Stated problem - Quote every entry word for word.

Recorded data
begin

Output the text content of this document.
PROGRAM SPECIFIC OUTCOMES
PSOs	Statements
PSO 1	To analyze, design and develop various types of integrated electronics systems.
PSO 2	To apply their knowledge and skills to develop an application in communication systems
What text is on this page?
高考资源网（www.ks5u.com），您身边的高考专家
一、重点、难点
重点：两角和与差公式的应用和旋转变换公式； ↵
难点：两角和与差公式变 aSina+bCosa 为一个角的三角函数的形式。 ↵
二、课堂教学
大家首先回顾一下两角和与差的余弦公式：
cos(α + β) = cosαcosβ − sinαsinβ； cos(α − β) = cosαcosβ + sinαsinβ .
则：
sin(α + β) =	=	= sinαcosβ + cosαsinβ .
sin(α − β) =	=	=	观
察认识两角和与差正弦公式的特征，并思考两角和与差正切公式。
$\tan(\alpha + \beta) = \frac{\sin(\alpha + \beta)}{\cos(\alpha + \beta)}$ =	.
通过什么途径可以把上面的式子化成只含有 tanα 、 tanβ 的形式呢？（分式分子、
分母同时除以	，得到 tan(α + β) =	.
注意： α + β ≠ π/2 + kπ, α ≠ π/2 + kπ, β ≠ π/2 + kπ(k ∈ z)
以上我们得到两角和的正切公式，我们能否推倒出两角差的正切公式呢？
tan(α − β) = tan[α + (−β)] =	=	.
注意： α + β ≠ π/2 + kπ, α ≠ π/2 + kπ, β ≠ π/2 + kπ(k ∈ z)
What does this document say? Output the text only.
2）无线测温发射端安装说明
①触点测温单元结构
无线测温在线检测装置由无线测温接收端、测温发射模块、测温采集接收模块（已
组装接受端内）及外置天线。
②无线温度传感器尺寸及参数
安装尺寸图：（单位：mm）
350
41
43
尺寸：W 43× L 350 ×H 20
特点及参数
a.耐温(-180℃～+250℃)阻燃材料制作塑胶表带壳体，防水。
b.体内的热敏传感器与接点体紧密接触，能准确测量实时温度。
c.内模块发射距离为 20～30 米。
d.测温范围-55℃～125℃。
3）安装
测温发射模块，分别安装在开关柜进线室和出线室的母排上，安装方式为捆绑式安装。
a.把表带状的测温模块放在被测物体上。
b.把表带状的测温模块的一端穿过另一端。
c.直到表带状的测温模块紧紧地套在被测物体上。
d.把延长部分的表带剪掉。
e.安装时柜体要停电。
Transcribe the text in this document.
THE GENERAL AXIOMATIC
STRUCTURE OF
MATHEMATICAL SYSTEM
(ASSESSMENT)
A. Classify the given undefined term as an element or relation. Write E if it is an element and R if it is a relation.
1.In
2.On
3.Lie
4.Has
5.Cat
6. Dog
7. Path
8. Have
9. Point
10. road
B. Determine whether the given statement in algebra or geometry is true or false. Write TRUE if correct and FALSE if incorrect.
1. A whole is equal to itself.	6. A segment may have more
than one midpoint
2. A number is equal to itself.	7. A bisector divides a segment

end

Task result -
Output the text content of this document.
PROGRAM SPECIFIC OUTCOMES
PSOs	Statements
PSO 1	To analyze, design and develop various types of integrated electronics systems.
PSO 2	To apply their knowledge and skills to develop an application in communication systems
What text is on this page?
高考资源网（www.ks5u.com），您身边的高考专家
一、重点、难点
重点：两角和与差公式的应用和旋转变换公式； ↵
难点：两角和与差公式变 aSina+bCosa 为一个角的三角函数的形式。 ↵
二、课堂教学
大家首先回顾一下两角和与差的余弦公式：
cos(α + β) = cosαcosβ − sinαsinβ； cos(α − β) = cosαcosβ + sinαsinβ .
则：
sin(α + β) =	=	= sinαcosβ + cosαsinβ .
sin(α − β) =	=	=	观
察认识两角和与差正弦公式的特征，并思考两角和与差正切公式。
$\tan(\alpha + \beta) = \frac{\sin(\alpha + \beta)}{\cos(\alpha + \beta)}$ =	.
通过什么途径可以把上面的式子化成只含有 tanα 、 tanβ 的形式呢？（分式分子、
分母同时除以	，得到 tan(α + β) =	.
注意： α + β ≠ π/2 + kπ, α ≠ π/2 + kπ, β ≠ π/2 + kπ(k ∈ z)
以上我们得到两角和的正切公式，我们能否推倒出两角差的正切公式呢？
tan(α − β) = tan[α + (−β)] =	=	.
注意： α + β ≠ π/2 + kπ, α ≠ π/2 + kπ, β ≠ π/2 + kπ(k ∈ z)
What does this document say? Output the text only.
2）无线测温发射端安装说明
①触点测温单元结构
无线测温在线检测装置由无线测温接收端、测温发射模块、测温采集接收模块（已
组装接受端内）及外置天线。
②无线温度传感器尺寸及参数
安装尺寸图：（单位：mm）
350
41
43
尺寸：W 43× L 350 ×H 20
特点及参数
a.耐温(-180℃～+250℃)阻燃材料制作塑胶表带壳体，防水。
b.体内的热敏传感器与接点体紧密接触，能准确测量实时温度。
c.内模块发射距离为 20～30 米。
d.测温范围-55℃～125℃。
3）安装
测温发射模块，分别安装在开关柜进线室和出线室的母排上，安装方式为捆绑式安装。
a.把表带状的测温模块放在被测物体上。
b.把表带状的测温模块的一端穿过另一端。
c.直到表带状的测温模块紧紧地套在被测物体上。
d.把延长部分的表带剪掉。
e.安装时柜体要停电。
Transcribe the text in this document.
THE GENERAL AXIOMATIC
STRUCTURE OF
MATHEMATICAL SYSTEM
(ASSESSMENT)
A. Classify the given undefined term as an element or relation. Write E if it is an element and R if it is a relation.
1.In
2.On
3.Lie
4.Has
5.Cat
6. Dog
7. Path
8. Have
9. Point
10. road
B. Determine whether the given statement in algebra or geometry is true or false. Write TRUE if correct and FALSE if incorrect.
1. A whole is equal to itself.	6. A segment may have more
than one midpoint
2. A number is equal to itself.	7. A bisector divides a segment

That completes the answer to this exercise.